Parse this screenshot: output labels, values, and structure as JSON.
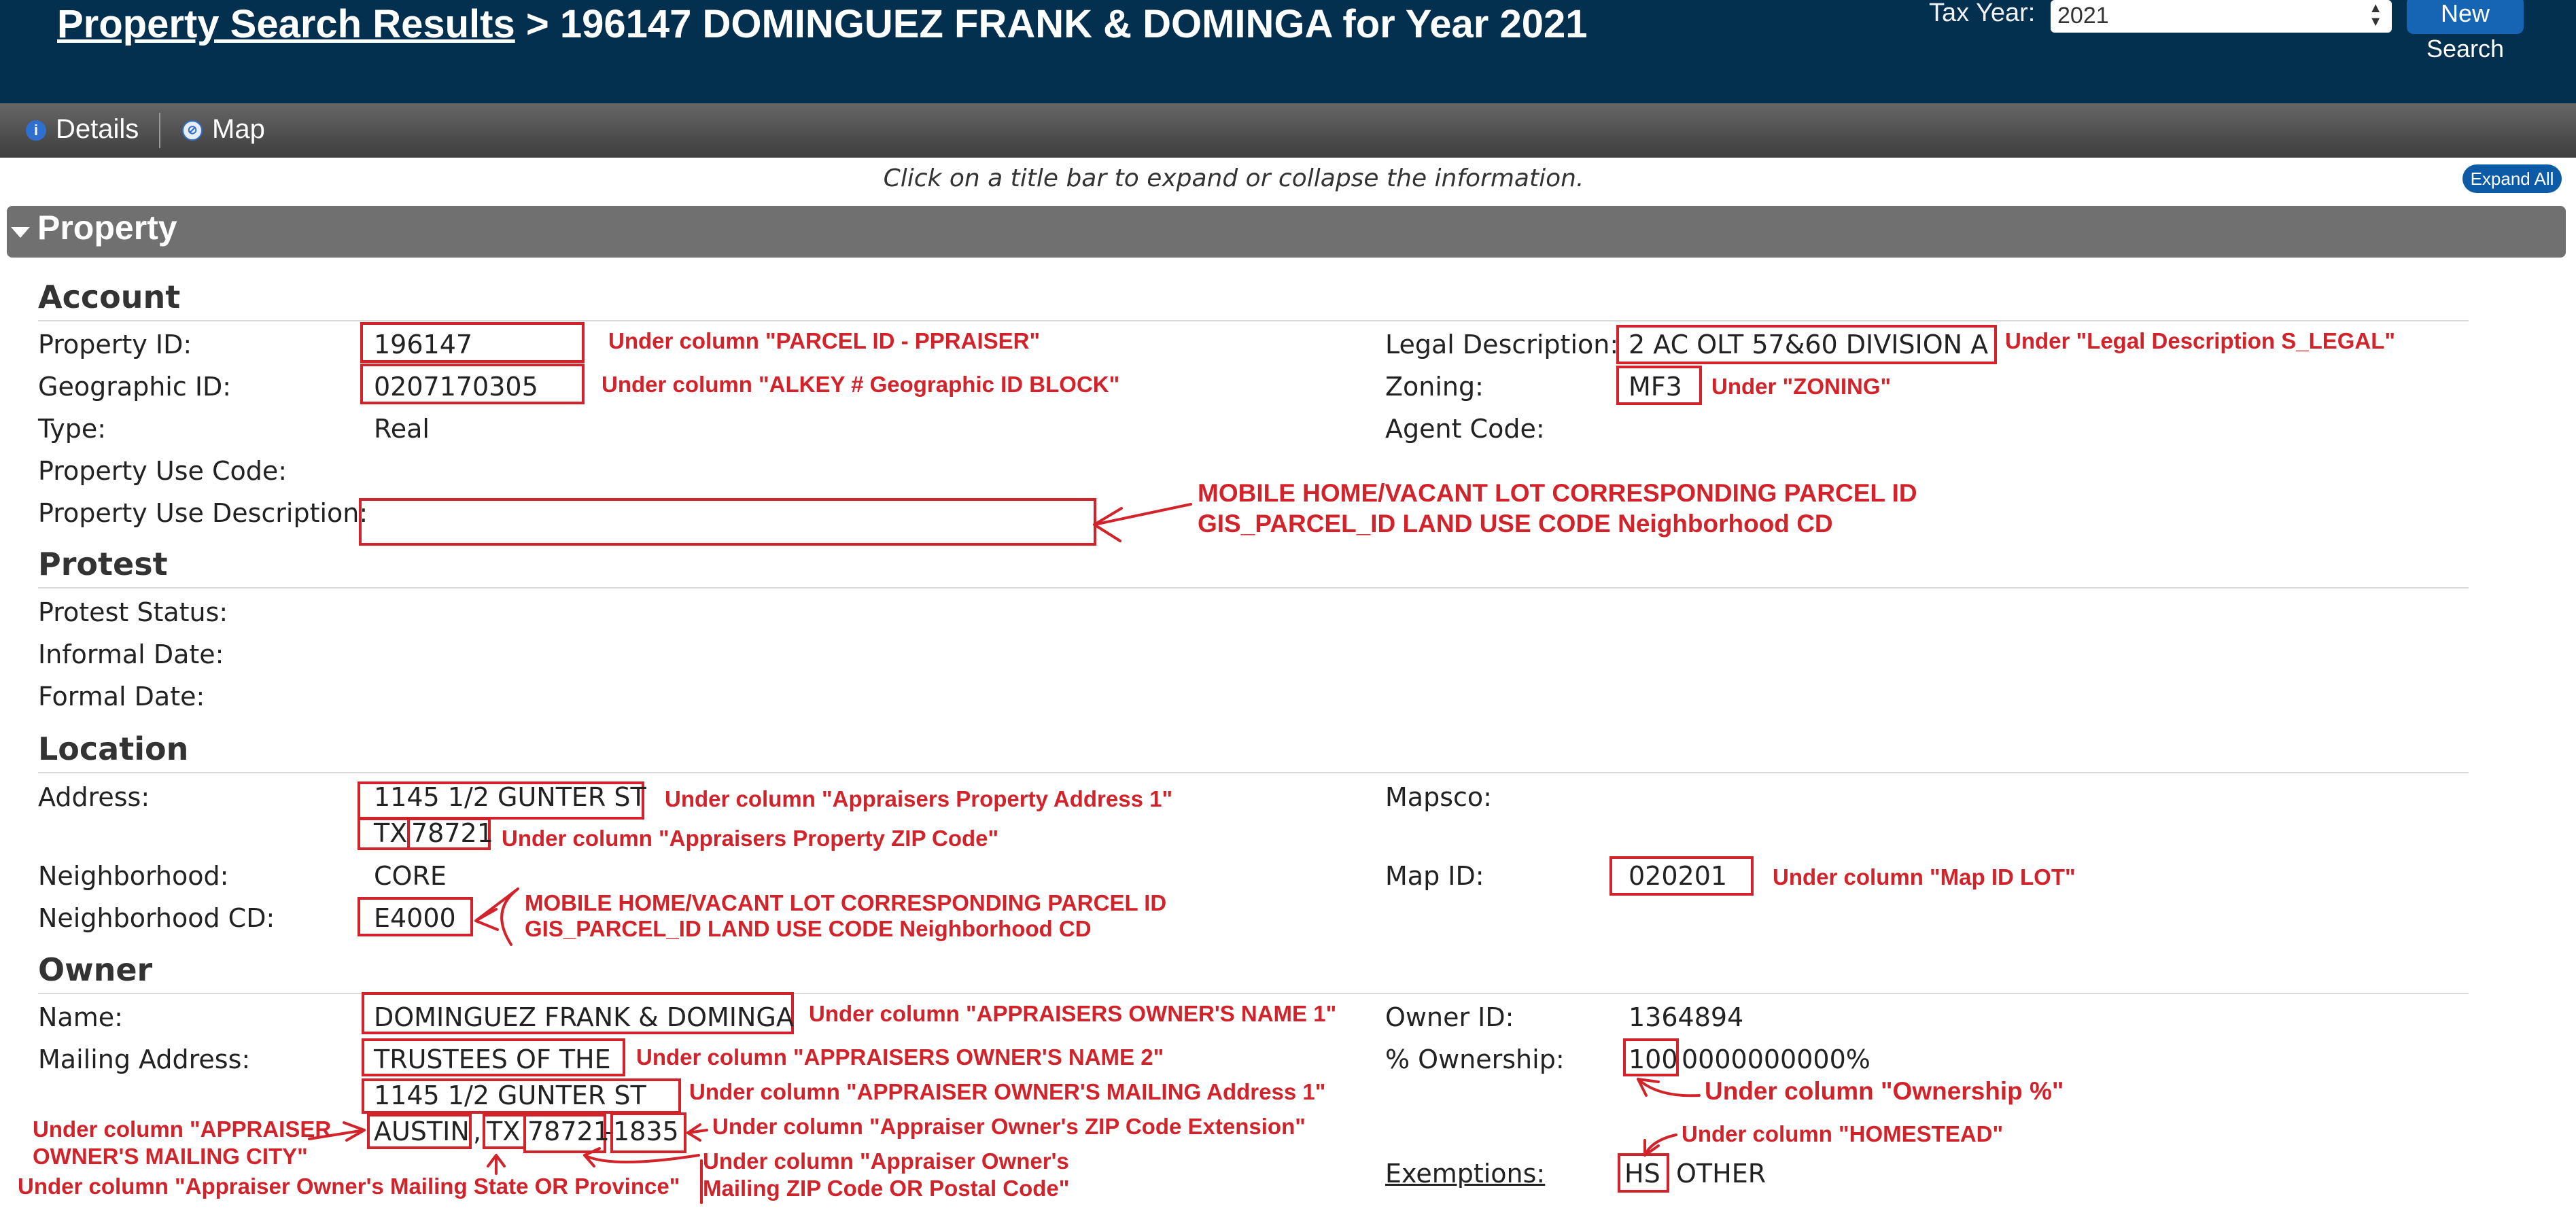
{
  "header": {
    "breadcrumb_link": "Property Search Results",
    "breadcrumb_rest": " > 196147 DOMINGUEZ FRANK & DOMINGA for Year 2021",
    "tax_year_label": "Tax Year:",
    "tax_year_value": "2021",
    "new_search_label": "New Search"
  },
  "toolbar": {
    "details_label": "Details",
    "map_label": "Map"
  },
  "hint": "Click on a title bar to expand or collapse the information.",
  "expand_all_label": "Expand All",
  "property_section_title": "Property",
  "account": {
    "title": "Account",
    "property_id_label": "Property ID:",
    "property_id": "196147",
    "geographic_id_label": "Geographic ID:",
    "geographic_id": "0207170305",
    "type_label": "Type:",
    "type": "Real",
    "property_use_code_label": "Property Use Code:",
    "property_use_description_label": "Property Use Description:",
    "legal_description_label": "Legal Description:",
    "legal_description": "2 AC OLT 57&60 DIVISION A",
    "zoning_label": "Zoning:",
    "zoning": "MF3",
    "agent_code_label": "Agent Code:"
  },
  "protest": {
    "title": "Protest",
    "status_label": "Protest Status:",
    "informal_label": "Informal Date:",
    "formal_label": "Formal Date:"
  },
  "location": {
    "title": "Location",
    "address_label": "Address:",
    "address_line1": "1145 1/2 GUNTER ST",
    "address_state": "TX",
    "address_zip": "78721",
    "neighborhood_label": "Neighborhood:",
    "neighborhood": "CORE",
    "neighborhood_cd_label": "Neighborhood CD:",
    "neighborhood_cd": "E4000",
    "mapsco_label": "Mapsco:",
    "map_id_label": "Map ID:",
    "map_id": "020201"
  },
  "owner": {
    "title": "Owner",
    "name_label": "Name:",
    "name": "DOMINGUEZ FRANK & DOMINGA",
    "mailing_label": "Mailing Address:",
    "mailing_line1": "TRUSTEES OF THE",
    "mailing_line2": "1145 1/2 GUNTER ST",
    "mailing_city": "AUSTIN",
    "comma": ",",
    "mailing_state": "TX",
    "mailing_zip": "78721",
    "dash": "-",
    "mailing_zip_ext": "1835",
    "owner_id_label": "Owner ID:",
    "owner_id": "1364894",
    "ownership_label": "% Ownership:",
    "ownership_boxed": "100",
    "ownership_rest": "0000000000%",
    "exemptions_label": "Exemptions:",
    "exemption_hs": "HS",
    "exemption_other": "OTHER"
  },
  "annotations": {
    "property_id": "Under column \"PARCEL ID - PPRAISER\"",
    "geographic_id": "Under column \"ALKEY #   Geographic ID   BLOCK\"",
    "legal": "Under \"Legal Description    S_LEGAL\"",
    "zoning": "Under \"ZONING\"",
    "use_desc_1": "MOBILE HOME/VACANT LOT CORRESPONDING PARCEL ID",
    "use_desc_2": "GIS_PARCEL_ID     LAND USE CODE     Neighborhood CD",
    "address": "Under column \"Appraisers Property Address 1\"",
    "zip": "Under column \"Appraisers Property ZIP Code\"",
    "map_id": "Under column \"Map ID      LOT\"",
    "ncd_1": "MOBILE HOME/VACANT LOT CORRESPONDING PARCEL ID",
    "ncd_2": "GIS_PARCEL_ID LAND USE CODE  Neighborhood CD",
    "owner_name1": "Under column \"APPRAISERS OWNER'S NAME 1\"",
    "owner_name2": "Under column \"APPRAISERS OWNER'S NAME 2\"",
    "mail_addr1": "Under column \"APPRAISER OWNER'S MAILING Address 1\"",
    "city_1": "Under column \"APPRAISER",
    "city_2": "OWNER'S MAILING CITY\"",
    "zip_ext": "Under column \"Appraiser Owner's ZIP Code Extension\"",
    "state": "Under column \"Appraiser Owner's Mailing State  OR  Province\"",
    "mail_zip_1": "Under column \"Appraiser Owner's",
    "mail_zip_2": "Mailing ZIP Code OR  Postal Code\"",
    "ownership": "Under column \"Ownership   %\"",
    "homestead": "Under column \"HOMESTEAD\""
  }
}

• TASK STATEMENT
Isolate the lines above that contain the word "DOMINGA" and copy them.

• RESPONSE
    "breadcrumb_rest": " > 196147 DOMINGUEZ FRANK & DOMINGA for Year 2021",
    "name": "DOMINGUEZ FRANK & DOMINGA",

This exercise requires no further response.